--- DATA ---

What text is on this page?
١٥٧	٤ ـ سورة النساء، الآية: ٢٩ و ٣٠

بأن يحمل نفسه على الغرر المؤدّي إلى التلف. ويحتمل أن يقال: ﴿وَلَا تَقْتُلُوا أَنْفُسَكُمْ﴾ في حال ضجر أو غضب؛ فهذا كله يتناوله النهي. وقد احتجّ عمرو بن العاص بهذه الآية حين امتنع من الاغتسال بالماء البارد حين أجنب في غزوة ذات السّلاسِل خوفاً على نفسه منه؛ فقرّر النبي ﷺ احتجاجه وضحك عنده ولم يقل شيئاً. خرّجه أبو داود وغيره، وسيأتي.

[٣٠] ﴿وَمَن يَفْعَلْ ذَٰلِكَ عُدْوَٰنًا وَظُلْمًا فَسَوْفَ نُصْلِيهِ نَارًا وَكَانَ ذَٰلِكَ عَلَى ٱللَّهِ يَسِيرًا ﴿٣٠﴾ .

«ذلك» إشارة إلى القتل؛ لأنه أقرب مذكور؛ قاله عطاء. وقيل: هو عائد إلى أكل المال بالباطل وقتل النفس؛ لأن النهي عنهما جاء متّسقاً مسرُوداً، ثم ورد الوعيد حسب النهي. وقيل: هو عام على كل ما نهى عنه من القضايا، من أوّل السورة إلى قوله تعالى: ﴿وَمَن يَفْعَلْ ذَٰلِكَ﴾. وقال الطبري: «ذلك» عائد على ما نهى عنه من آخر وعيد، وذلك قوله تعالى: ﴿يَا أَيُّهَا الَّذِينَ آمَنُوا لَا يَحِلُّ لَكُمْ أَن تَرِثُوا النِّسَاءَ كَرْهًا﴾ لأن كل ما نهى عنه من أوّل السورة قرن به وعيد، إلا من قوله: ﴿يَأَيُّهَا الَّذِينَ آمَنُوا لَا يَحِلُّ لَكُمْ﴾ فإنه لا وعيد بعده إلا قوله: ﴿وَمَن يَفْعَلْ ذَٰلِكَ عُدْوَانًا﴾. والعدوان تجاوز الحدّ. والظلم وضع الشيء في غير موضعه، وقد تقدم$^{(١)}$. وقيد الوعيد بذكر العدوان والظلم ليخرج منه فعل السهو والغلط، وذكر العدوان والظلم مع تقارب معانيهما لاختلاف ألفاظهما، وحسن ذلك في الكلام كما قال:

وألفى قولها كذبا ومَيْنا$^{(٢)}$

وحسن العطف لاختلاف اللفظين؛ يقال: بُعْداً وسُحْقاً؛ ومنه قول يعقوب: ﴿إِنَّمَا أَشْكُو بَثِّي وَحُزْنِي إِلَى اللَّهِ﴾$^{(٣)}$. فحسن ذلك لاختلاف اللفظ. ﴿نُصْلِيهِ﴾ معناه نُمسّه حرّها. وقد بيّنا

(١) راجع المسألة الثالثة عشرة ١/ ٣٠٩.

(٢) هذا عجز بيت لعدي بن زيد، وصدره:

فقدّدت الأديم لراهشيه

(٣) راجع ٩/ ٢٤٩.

---

__YOUR OBJECTIVE__. Find all lines where the word "يقال" appears. Copy them.

__REPLY TO THE EXERCISE__.
بأن يحمل نفسه على الغرر المؤدّي إلى التلف. ويحتمل أن يقال: ﴿وَلَا تَقْتُلُوا أَنْفُسَكُمْ﴾ في حال ضجر أو غضب؛ فهذا كله يتناوله النهي. وقد احتجّ عمرو بن العاص بهذه الآية حين امتنع من الاغتسال بالماء البارد حين أجنب في غزوة ذات السّلاسِل خوفاً على نفسه منه؛ فقرّر النبي ﷺ احتجاجه وضحك عنده ولم يقل شيئاً. خرّجه أبو داود وغيره، وسيأتي.
وحسن العطف لاختلاف اللفظين؛ يقال: بُعْداً وسُحْقاً؛ ومنه قول يعقوب: ﴿إِنَّمَا أَشْكُو بَثِّي وَحُزْنِي إِلَى اللَّهِ﴾$^{(٣)}$. فحسن ذلك لاختلاف اللفظ. ﴿نُصْلِيهِ﴾ معناه نُمسّه حرّها. وقد بيّنا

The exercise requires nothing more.